EXERCISE PROMPT —
Could you find each line of the data below that contains the word "serum" and copy those lines?

DATA PROVIDED —
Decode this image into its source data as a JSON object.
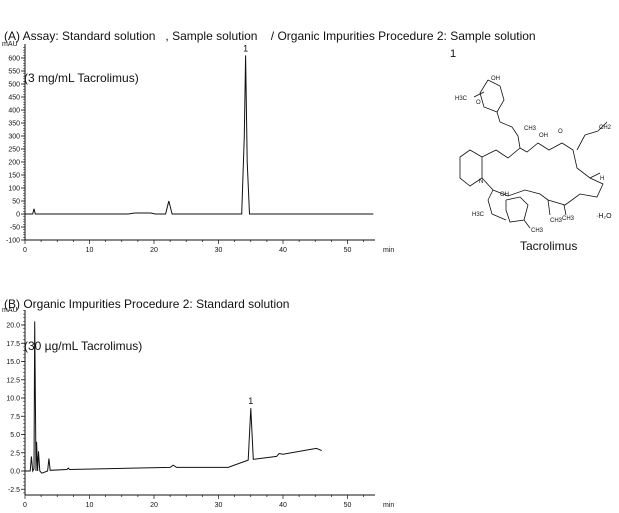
{
  "panel_a": {
    "title_line1": "(A) Assay: Standard solution   , Sample solution    / Organic Impurities Procedure 2: Sample solution",
    "title_line2": "(3 mg/mL Tacrolimus)"
  },
  "panel_b": {
    "title_line1": "(B) Organic Impurities Procedure 2: Standard solution",
    "title_line2": "(30 µg/mL Tacrolimus)"
  },
  "structure": {
    "peak_number": "1",
    "compound_name": "Tacrolimus",
    "hydrate": "·H₂O",
    "atom_labels": [
      "OH",
      "H",
      "H3C",
      "O",
      "H",
      "CH3",
      "H",
      "OH",
      "O",
      "CH2",
      "H",
      "O",
      "O",
      "H",
      "CH3",
      "H",
      "CH3",
      "N",
      "O",
      "OH",
      "O",
      "H",
      "O",
      "H",
      "H3C",
      "H",
      "H",
      "O",
      "CH3",
      "O",
      "CH3",
      "H",
      "CH3"
    ]
  },
  "chart_data": [
    {
      "type": "line",
      "panel": "A",
      "ylabel": "mAU",
      "xlabel": "min",
      "xlim": [
        0,
        54
      ],
      "ylim": [
        -100,
        640
      ],
      "x_ticks": [
        0,
        10,
        20,
        30,
        40,
        50
      ],
      "y_ticks": [
        -100,
        -50,
        0,
        50,
        100,
        150,
        200,
        250,
        300,
        350,
        400,
        450,
        500,
        550,
        600
      ],
      "grid": false,
      "peak_labels": [
        {
          "label": "1",
          "x": 34.2,
          "y": 610
        }
      ],
      "series": [
        {
          "points": [
            [
              0,
              0
            ],
            [
              1.2,
              0
            ],
            [
              1.4,
              20
            ],
            [
              1.6,
              0
            ],
            [
              16,
              0
            ],
            [
              17,
              4
            ],
            [
              19.5,
              4
            ],
            [
              20.2,
              0
            ],
            [
              21.8,
              0
            ],
            [
              22.3,
              50
            ],
            [
              22.8,
              0
            ],
            [
              33.6,
              0
            ],
            [
              34.0,
              300
            ],
            [
              34.2,
              610
            ],
            [
              34.45,
              200
            ],
            [
              34.8,
              0
            ],
            [
              54,
              0
            ]
          ]
        }
      ]
    },
    {
      "type": "line",
      "panel": "B",
      "ylabel": "mAU",
      "xlabel": "min",
      "xlim": [
        0,
        54
      ],
      "ylim": [
        -3.5,
        22
      ],
      "x_ticks": [
        0,
        10,
        20,
        30,
        40,
        50
      ],
      "y_ticks": [
        -2.5,
        0.0,
        2.5,
        5.0,
        7.5,
        10.0,
        12.5,
        15.0,
        17.5,
        20.0
      ],
      "grid": false,
      "peak_labels": [
        {
          "label": "1",
          "x": 35.0,
          "y": 8.6
        }
      ],
      "series": [
        {
          "points": [
            [
              0,
              0
            ],
            [
              0.8,
              0
            ],
            [
              1.0,
              2.0
            ],
            [
              1.2,
              0
            ],
            [
              1.4,
              0.3
            ],
            [
              1.5,
              20.5
            ],
            [
              1.7,
              0
            ],
            [
              1.8,
              4.0
            ],
            [
              1.95,
              0
            ],
            [
              2.1,
              2.7
            ],
            [
              2.3,
              0
            ],
            [
              2.6,
              -0.3
            ],
            [
              3.5,
              0
            ],
            [
              3.7,
              1.7
            ],
            [
              3.9,
              0.1
            ],
            [
              6.5,
              0.2
            ],
            [
              6.7,
              0.4
            ],
            [
              6.9,
              0.2
            ],
            [
              22.5,
              0.5
            ],
            [
              23.0,
              0.8
            ],
            [
              23.5,
              0.5
            ],
            [
              31.5,
              0.5
            ],
            [
              34.6,
              1.5
            ],
            [
              35.0,
              8.6
            ],
            [
              35.4,
              1.6
            ],
            [
              39.0,
              2.0
            ],
            [
              39.4,
              2.4
            ],
            [
              40.0,
              2.3
            ],
            [
              44.5,
              3.0
            ],
            [
              45.2,
              3.1
            ],
            [
              46,
              2.8
            ]
          ]
        }
      ]
    }
  ]
}
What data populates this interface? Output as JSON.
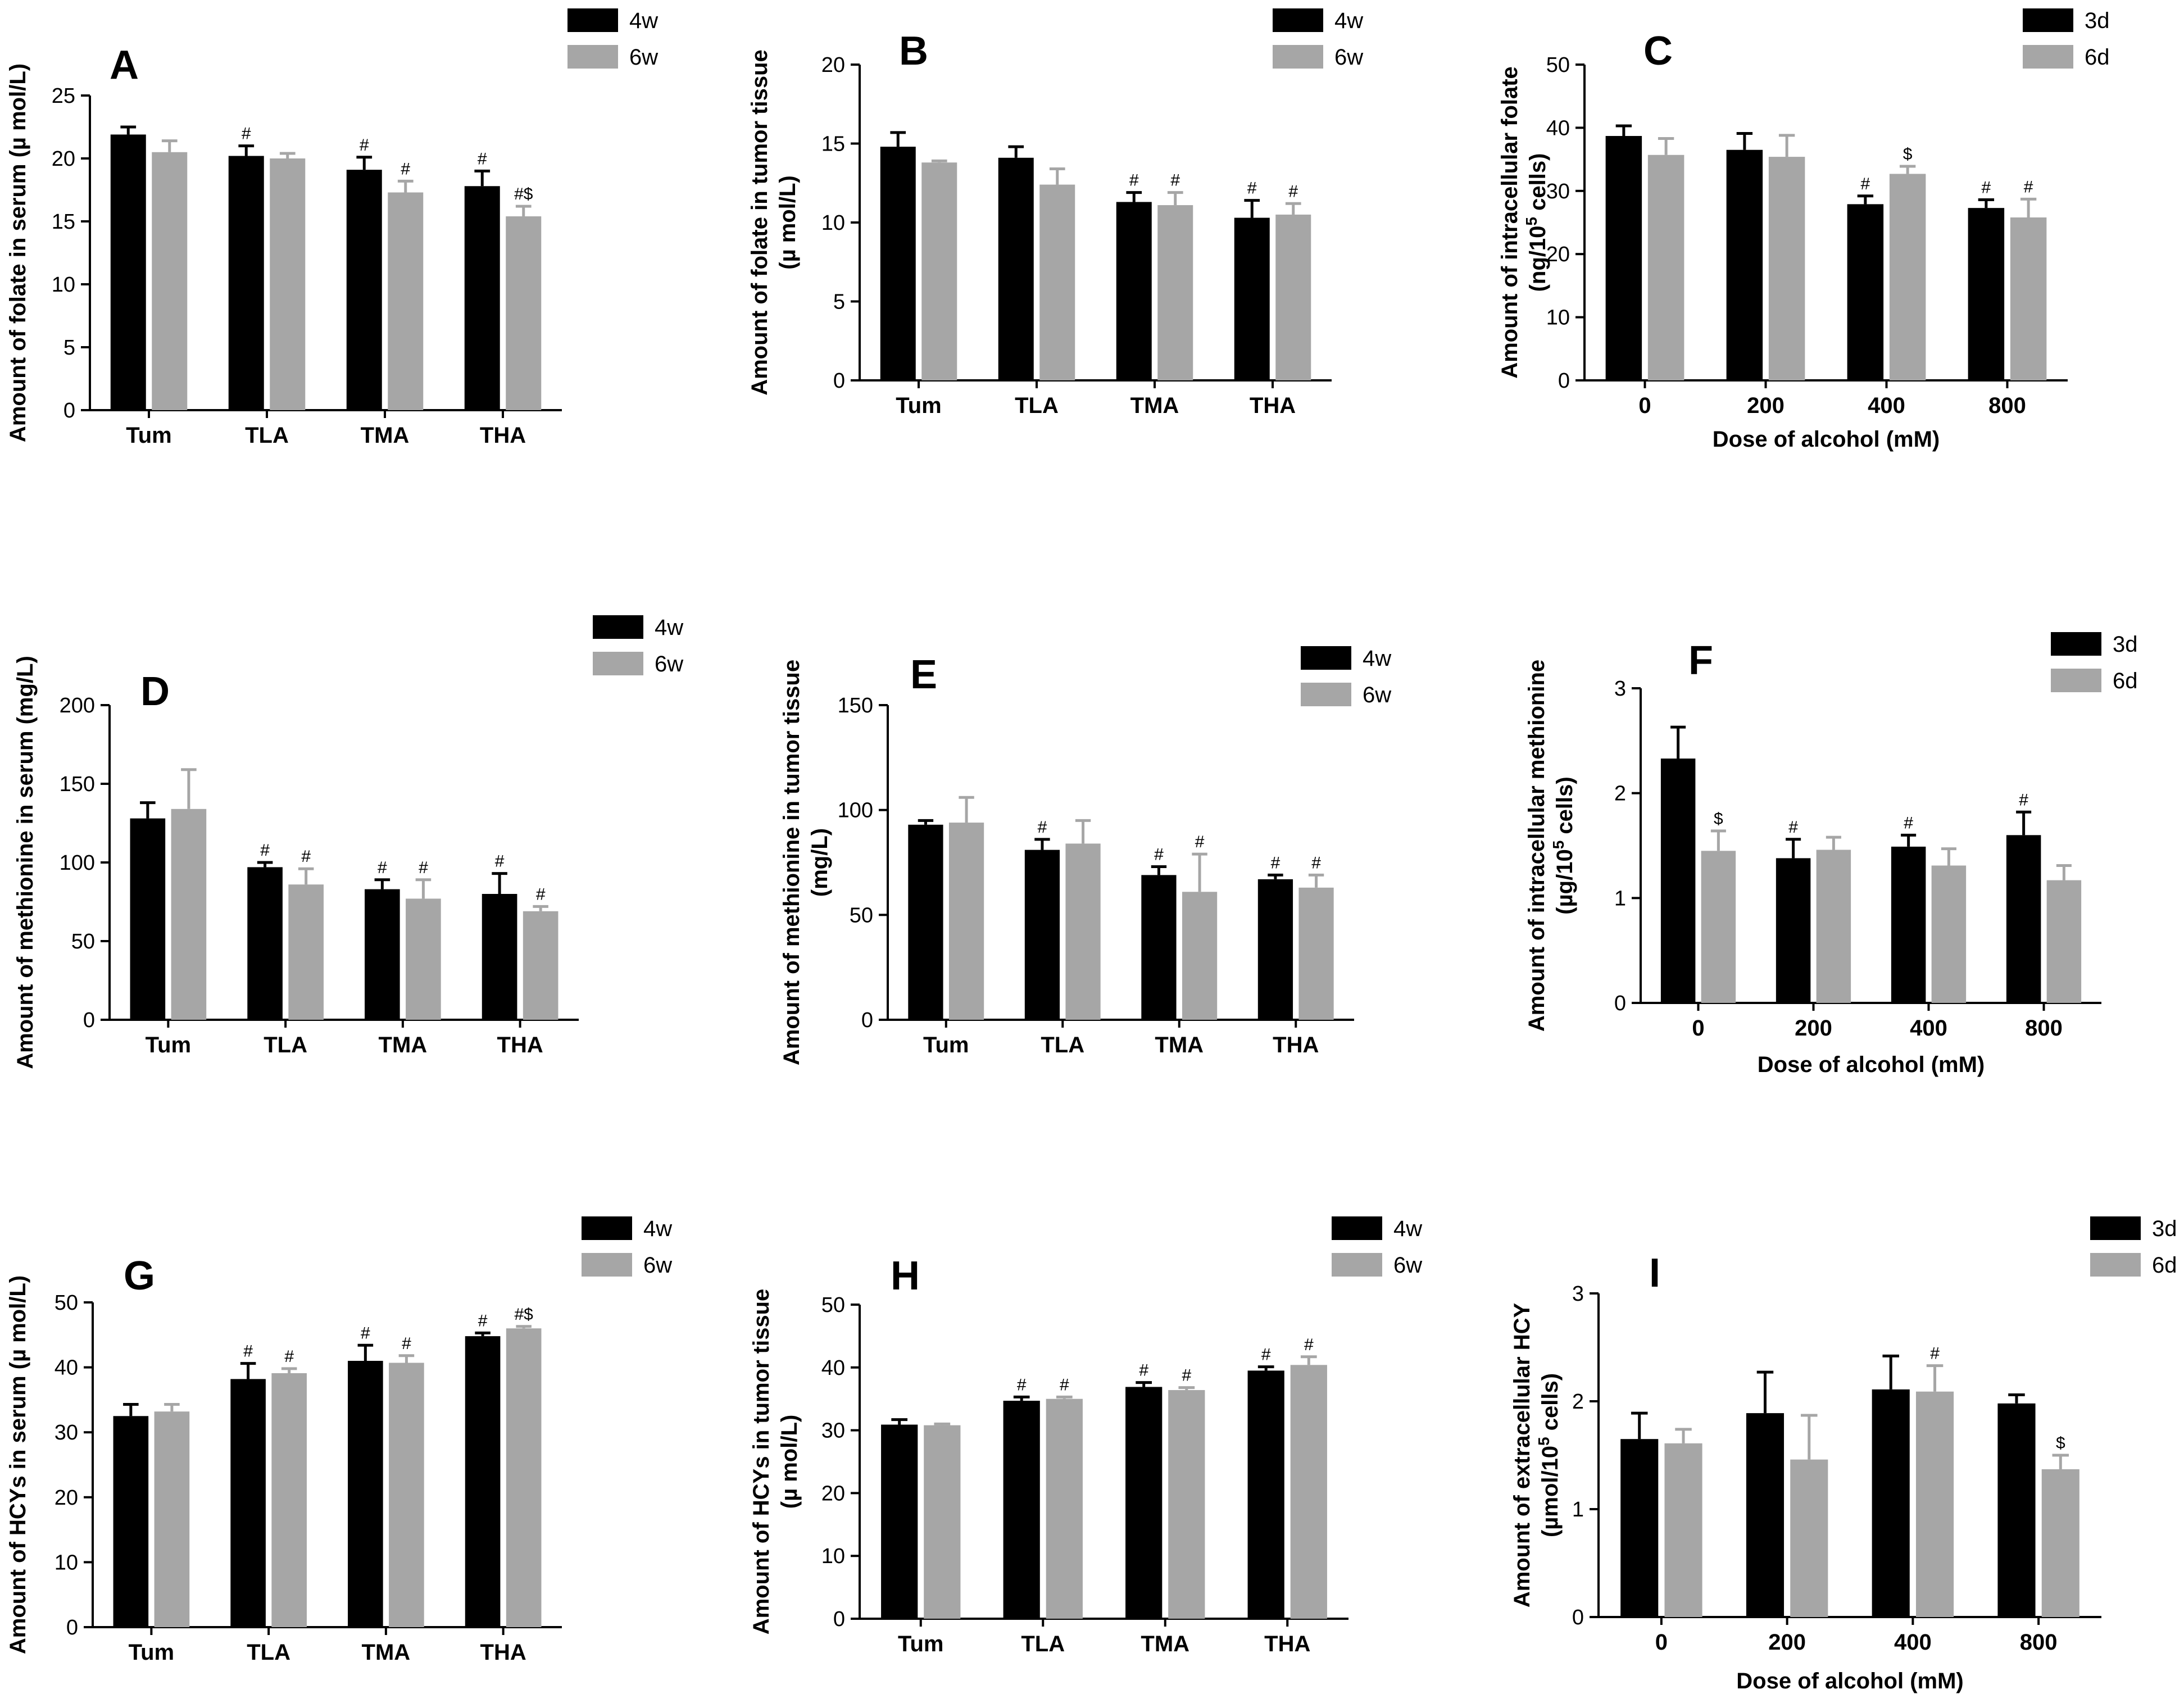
{
  "colors": {
    "series1": "#000000",
    "series2": "#a6a6a6",
    "axis": "#000000"
  },
  "chart_data": [
    {
      "id": "A",
      "type": "bar",
      "letter": "A",
      "categories": [
        "Tum",
        "TLA",
        "TMA",
        "THA"
      ],
      "series": [
        {
          "name": "4w",
          "values": [
            21.9,
            20.2,
            19.1,
            17.8
          ],
          "errors": [
            0.6,
            0.8,
            1.0,
            1.2
          ],
          "sig": [
            "",
            "#",
            "#",
            "#"
          ]
        },
        {
          "name": "6w",
          "values": [
            20.5,
            20.0,
            17.3,
            15.4
          ],
          "errors": [
            0.9,
            0.4,
            0.9,
            0.8
          ],
          "sig": [
            "",
            "",
            "#",
            "#$"
          ]
        }
      ],
      "ylim": [
        0,
        25
      ],
      "yticks": [
        0,
        5,
        10,
        15,
        20,
        25
      ],
      "ylabel": [
        "Amount of folate in serum (µ mol/L)"
      ],
      "xlabel": ""
    },
    {
      "id": "B",
      "type": "bar",
      "letter": "B",
      "categories": [
        "Tum",
        "TLA",
        "TMA",
        "THA"
      ],
      "series": [
        {
          "name": "4w",
          "values": [
            14.8,
            14.1,
            11.3,
            10.3
          ],
          "errors": [
            0.9,
            0.7,
            0.6,
            1.1
          ],
          "sig": [
            "",
            "",
            "#",
            "#"
          ]
        },
        {
          "name": "6w",
          "values": [
            13.8,
            12.4,
            11.1,
            10.5
          ],
          "errors": [
            0.1,
            1.0,
            0.8,
            0.7
          ],
          "sig": [
            "",
            "",
            "#",
            "#"
          ]
        }
      ],
      "ylim": [
        0,
        20
      ],
      "yticks": [
        0,
        5,
        10,
        15,
        20
      ],
      "ylabel": [
        "Amount of folate in tumor tissue",
        "(µ mol/L)"
      ],
      "xlabel": ""
    },
    {
      "id": "C",
      "type": "bar",
      "letter": "C",
      "categories": [
        "0",
        "200",
        "400",
        "800"
      ],
      "series": [
        {
          "name": "3d",
          "values": [
            38.7,
            36.5,
            27.9,
            27.3
          ],
          "errors": [
            1.6,
            2.6,
            1.3,
            1.3
          ],
          "sig": [
            "",
            "",
            "#",
            "#"
          ]
        },
        {
          "name": "6d",
          "values": [
            35.7,
            35.4,
            32.7,
            25.8
          ],
          "errors": [
            2.6,
            3.4,
            1.2,
            2.9
          ],
          "sig": [
            "",
            "",
            "$",
            "#"
          ]
        }
      ],
      "ylim": [
        0,
        50
      ],
      "yticks": [
        0,
        10,
        20,
        30,
        40,
        50
      ],
      "ylabel": [
        "Amount of intracellular folate",
        "(ng/10^5 cells)"
      ],
      "xlabel": "Dose of alcohol (mM)"
    },
    {
      "id": "D",
      "type": "bar",
      "letter": "D",
      "categories": [
        "Tum",
        "TLA",
        "TMA",
        "THA"
      ],
      "series": [
        {
          "name": "4w",
          "values": [
            128,
            97,
            83,
            80
          ],
          "errors": [
            10,
            3,
            6,
            13
          ],
          "sig": [
            "",
            "#",
            "#",
            "#"
          ]
        },
        {
          "name": "6w",
          "values": [
            134,
            86,
            77,
            69
          ],
          "errors": [
            25,
            10,
            12,
            3
          ],
          "sig": [
            "",
            "#",
            "#",
            "#"
          ]
        }
      ],
      "ylim": [
        0,
        200
      ],
      "yticks": [
        0,
        50,
        100,
        150,
        200
      ],
      "ylabel": [
        "Amount of methionine in serum (mg/L)"
      ],
      "xlabel": ""
    },
    {
      "id": "E",
      "type": "bar",
      "letter": "E",
      "categories": [
        "Tum",
        "TLA",
        "TMA",
        "THA"
      ],
      "series": [
        {
          "name": "4w",
          "values": [
            93,
            81,
            69,
            67
          ],
          "errors": [
            2,
            5,
            4,
            2
          ],
          "sig": [
            "",
            "#",
            "#",
            "#"
          ]
        },
        {
          "name": "6w",
          "values": [
            94,
            84,
            61,
            63
          ],
          "errors": [
            12,
            11,
            18,
            6
          ],
          "sig": [
            "",
            "",
            "#",
            "#"
          ]
        }
      ],
      "ylim": [
        0,
        150
      ],
      "yticks": [
        0,
        50,
        100,
        150
      ],
      "ylabel": [
        "Amount of methionine in tumor tissue",
        "(mg/L)"
      ],
      "xlabel": ""
    },
    {
      "id": "F",
      "type": "bar",
      "letter": "F",
      "categories": [
        "0",
        "200",
        "400",
        "800"
      ],
      "series": [
        {
          "name": "3d",
          "values": [
            2.33,
            1.38,
            1.49,
            1.6
          ],
          "errors": [
            0.3,
            0.18,
            0.11,
            0.22
          ],
          "sig": [
            "",
            "#",
            "#",
            "#"
          ]
        },
        {
          "name": "6d",
          "values": [
            1.45,
            1.46,
            1.31,
            1.17
          ],
          "errors": [
            0.19,
            0.12,
            0.16,
            0.14
          ],
          "sig": [
            "$",
            "",
            "",
            ""
          ]
        }
      ],
      "ylim": [
        0,
        3
      ],
      "yticks": [
        0,
        1,
        2,
        3
      ],
      "ylabel": [
        "Amount of intracellular methionine",
        "(µg/10^5 cells)"
      ],
      "xlabel": "Dose of alcohol (mM)"
    },
    {
      "id": "G",
      "type": "bar",
      "letter": "G",
      "categories": [
        "Tum",
        "TLA",
        "TMA",
        "THA"
      ],
      "series": [
        {
          "name": "4w",
          "values": [
            32.5,
            38.2,
            41.0,
            44.8
          ],
          "errors": [
            1.8,
            2.4,
            2.4,
            0.5
          ],
          "sig": [
            "",
            "#",
            "#",
            "#"
          ]
        },
        {
          "name": "6w",
          "values": [
            33.2,
            39.1,
            40.7,
            46.0
          ],
          "errors": [
            1.1,
            0.7,
            1.1,
            0.3
          ],
          "sig": [
            "",
            "#",
            "#",
            "#$"
          ]
        }
      ],
      "ylim": [
        0,
        50
      ],
      "yticks": [
        0,
        10,
        20,
        30,
        40,
        50
      ],
      "ylabel": [
        "Amount of HCYs in serum (µ mol/L)"
      ],
      "xlabel": ""
    },
    {
      "id": "H",
      "type": "bar",
      "letter": "H",
      "categories": [
        "Tum",
        "TLA",
        "TMA",
        "THA"
      ],
      "series": [
        {
          "name": "4w",
          "values": [
            30.9,
            34.7,
            36.9,
            39.5
          ],
          "errors": [
            0.8,
            0.6,
            0.7,
            0.6
          ],
          "sig": [
            "",
            "#",
            "#",
            "#"
          ]
        },
        {
          "name": "6w",
          "values": [
            30.8,
            35.0,
            36.4,
            40.4
          ],
          "errors": [
            0.2,
            0.3,
            0.4,
            1.3
          ],
          "sig": [
            "",
            "#",
            "#",
            "#"
          ]
        }
      ],
      "ylim": [
        0,
        50
      ],
      "yticks": [
        0,
        10,
        20,
        30,
        40,
        50
      ],
      "ylabel": [
        "Amount of HCYs in tumor tissue",
        "(µ mol/L)"
      ],
      "xlabel": ""
    },
    {
      "id": "I",
      "type": "bar",
      "letter": "I",
      "categories": [
        "0",
        "200",
        "400",
        "800"
      ],
      "series": [
        {
          "name": "3d",
          "values": [
            1.65,
            1.89,
            2.11,
            1.98
          ],
          "errors": [
            0.24,
            0.38,
            0.31,
            0.08
          ],
          "sig": [
            "",
            "",
            "",
            ""
          ]
        },
        {
          "name": "6d",
          "values": [
            1.61,
            1.46,
            2.09,
            1.37
          ],
          "errors": [
            0.13,
            0.41,
            0.24,
            0.13
          ],
          "sig": [
            "",
            "",
            "#",
            "$"
          ]
        }
      ],
      "ylim": [
        0,
        3
      ],
      "yticks": [
        0,
        1,
        2,
        3
      ],
      "ylabel": [
        "Amount of extracellular HCY",
        "(µmol/10^5 cells)"
      ],
      "xlabel": "Dose of alcohol (mM)"
    }
  ]
}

TASK SOLUTION —
        "Amount of folate in serum (µ mol/L)"
        "Amount of methionine in serum (mg/L)"
        "Amount of HCYs in serum (µ mol/L)"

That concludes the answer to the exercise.